━━━━━ INFORMATION SHOWN ━━━━━

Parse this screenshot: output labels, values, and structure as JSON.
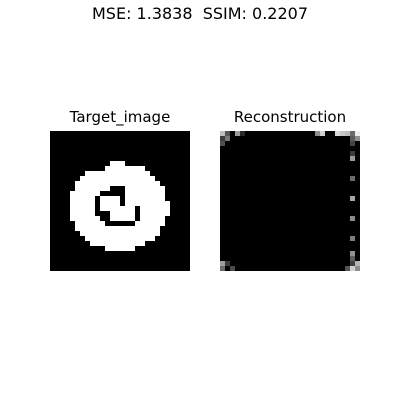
{
  "figure": {
    "suptitle": "MSE: 1.3838  SSIM: 0.2207",
    "panels": [
      {
        "title": "Target_image",
        "grid_size": 28,
        "pixels": [
          "............................",
          "............................",
          "............................",
          "............................",
          "............................",
          "............................",
          "............................",
          "............................",
          "............................",
          "............................",
          "............................",
          "............................",
          "............................",
          "............................",
          "............................",
          "............................",
          "............................",
          "............................",
          "............................",
          "............................",
          "............................",
          "............................",
          "............................",
          "............................",
          "............................",
          "............................",
          "............................",
          "............................"
        ]
      },
      {
        "title": "Reconstruction",
        "grid_size": 28,
        "pixels": []
      }
    ]
  },
  "colors": {
    "panel_bg": "#000000",
    "stroke": "#ffffff",
    "page_bg": "#ffffff"
  }
}
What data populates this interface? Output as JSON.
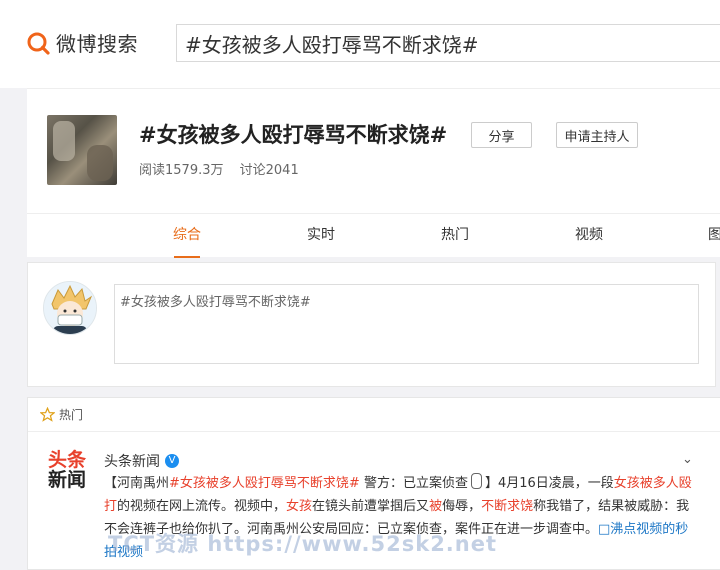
{
  "header": {
    "logo_text": "微博搜索",
    "search_value": "#女孩被多人殴打辱骂不断求饶#"
  },
  "topic": {
    "title": "#女孩被多人殴打辱骂不断求饶#",
    "share_label": "分享",
    "host_label": "申请主持人",
    "reads": "阅读1579.3万",
    "discussions": "讨论2041"
  },
  "tabs": [
    "综合",
    "实时",
    "热门",
    "视频",
    "图"
  ],
  "active_tab": "综合",
  "compose": {
    "placeholder": "#女孩被多人殴打辱骂不断求饶#"
  },
  "feed": {
    "section_label": "热门",
    "post": {
      "source_logo_line1": "头条",
      "source_logo_line2": "新闻",
      "author": "头条新闻",
      "verified_mark": "V",
      "segments": {
        "s1": "【河南禹州",
        "tag1": "#女孩被多人殴打辱骂不断求饶#",
        "s2": " 警方：已立案侦查",
        "s3": "】4月16日凌晨，一段",
        "hl1": "女孩被多人殴打",
        "s4": "的视频在网上流传。视频中，",
        "hl2": "女孩",
        "s5": "在镜头前遭掌掴后又",
        "hl3": "被",
        "s6": "侮辱，",
        "hl4": "不断求饶",
        "s7": "称我错了，",
        "s8": "结果被威胁：我不会连裤子也给你扒了。河南禹州公安局回应：已立案侦查，案件正在进一步调查中。",
        "link": "□沸点视频的秒拍视频"
      }
    }
  },
  "watermark": "TCT资源 https://www.52sk2.net"
}
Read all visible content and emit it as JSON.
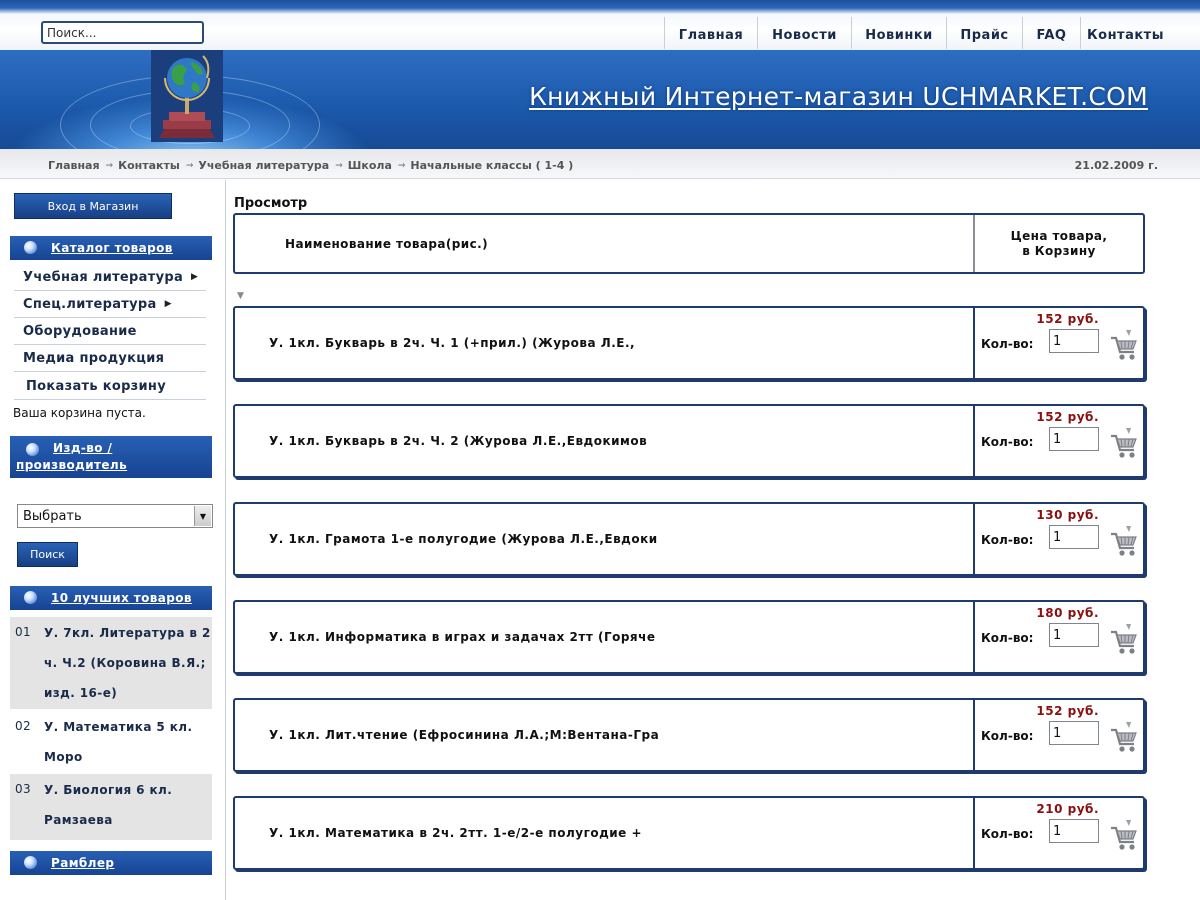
{
  "search": {
    "placeholder": "Поиск..."
  },
  "nav": [
    {
      "label": "Главная"
    },
    {
      "label": "Новости"
    },
    {
      "label": "Новинки"
    },
    {
      "label": "Прайс"
    },
    {
      "label": "FAQ"
    },
    {
      "label": "Контакты"
    }
  ],
  "banner": {
    "title": "Книжный Интернет-магазин UCHMARKET.COM"
  },
  "breadcrumb": {
    "items": [
      "Главная",
      "Контакты",
      "Учебная литература",
      "Школа",
      "Начальные классы ( 1-4 )"
    ],
    "date": "21.02.2009 г."
  },
  "sidebar": {
    "login_label": "Вход в Магазин",
    "catalog_title": "Каталог товаров",
    "catalog_items": [
      {
        "label": "Учебная литература"
      },
      {
        "label": "Спец.литература"
      },
      {
        "label": "Оборудование"
      },
      {
        "label": "Медиа продукция"
      }
    ],
    "cart_link": "Показать корзину",
    "cart_status": "Ваша корзина пуста.",
    "maker_title": "Изд-во / производитель",
    "maker_select": "Выбрать",
    "search_button": "Поиск",
    "top_title": "10 лучших товаров",
    "top_items": [
      {
        "num": "01",
        "title": "У. 7кл. Литература в 2 ч. Ч.2 (Коровина В.Я.; изд. 16-е)"
      },
      {
        "num": "02",
        "title": "У. Математика 5 кл. Моро"
      },
      {
        "num": "03",
        "title": "У. Биология 6 кл. Рамзаева"
      }
    ],
    "rambler_title": "Рамблер"
  },
  "main": {
    "heading": "Просмотр",
    "col_name": "Наименование товара(рис.)",
    "col_price_line1": "Цена товара,",
    "col_price_line2": "в Корзину",
    "qty_label": "Кол-во:",
    "products": [
      {
        "name": "У. 1кл. Букварь в 2ч. Ч. 1 (+прил.) (Журова Л.Е.,",
        "price": "152 руб.",
        "qty": "1"
      },
      {
        "name": "У. 1кл. Букварь в 2ч. Ч. 2 (Журова Л.Е.,Евдокимов",
        "price": "152 руб.",
        "qty": "1"
      },
      {
        "name": "У. 1кл. Грамота 1-е полугодие (Журова Л.Е.,Евдоки",
        "price": "130 руб.",
        "qty": "1"
      },
      {
        "name": "У. 1кл. Информатика в играх и задачах 2тт (Горяче",
        "price": "180 руб.",
        "qty": "1"
      },
      {
        "name": "У. 1кл. Лит.чтение (Ефросинина Л.А.;М:Вентана-Гра",
        "price": "152 руб.",
        "qty": "1"
      },
      {
        "name": "У. 1кл. Математика в 2ч. 2тт. 1-е/2-е полугодие +",
        "price": "210 руб.",
        "qty": "1"
      }
    ]
  },
  "colors": {
    "brand_blue": "#1c5aac",
    "nav_dark": "#1e3a6e",
    "price_red": "#8a1010"
  }
}
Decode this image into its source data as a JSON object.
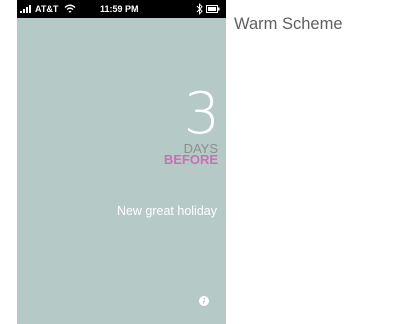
{
  "scheme": {
    "title": "Warm Scheme"
  },
  "status_bar": {
    "carrier": "AT&T",
    "time": "11:59 PM",
    "signal_icon": "signal-strength-icon",
    "wifi_icon": "wifi-icon",
    "bluetooth_icon": "bluetooth-icon",
    "battery_icon": "battery-icon"
  },
  "countdown": {
    "number": "3",
    "unit": "DAYS",
    "relation": "BEFORE",
    "event_name": "New great holiday"
  },
  "footer": {
    "info_icon": "info-icon"
  },
  "colors": {
    "background": "#b5c9c6",
    "status_bar": "#000000",
    "primary_text": "#ffffff",
    "days_text": "#8a8f8e",
    "before_text": "#c86fb5",
    "scheme_title": "#5f5f5f"
  }
}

━━━━━

GIVEN INSTRUCTION:
Looking at the data above, show all lines where the word "已立案侦查" occurs.

FULL OUTPUT:
        "s2": " 警方：已立案侦查",
        "s8": "结果被威胁：我不会连裤子也给你扒了。河南禹州公安局回应：已立案侦查，案件正在进一步调查中。",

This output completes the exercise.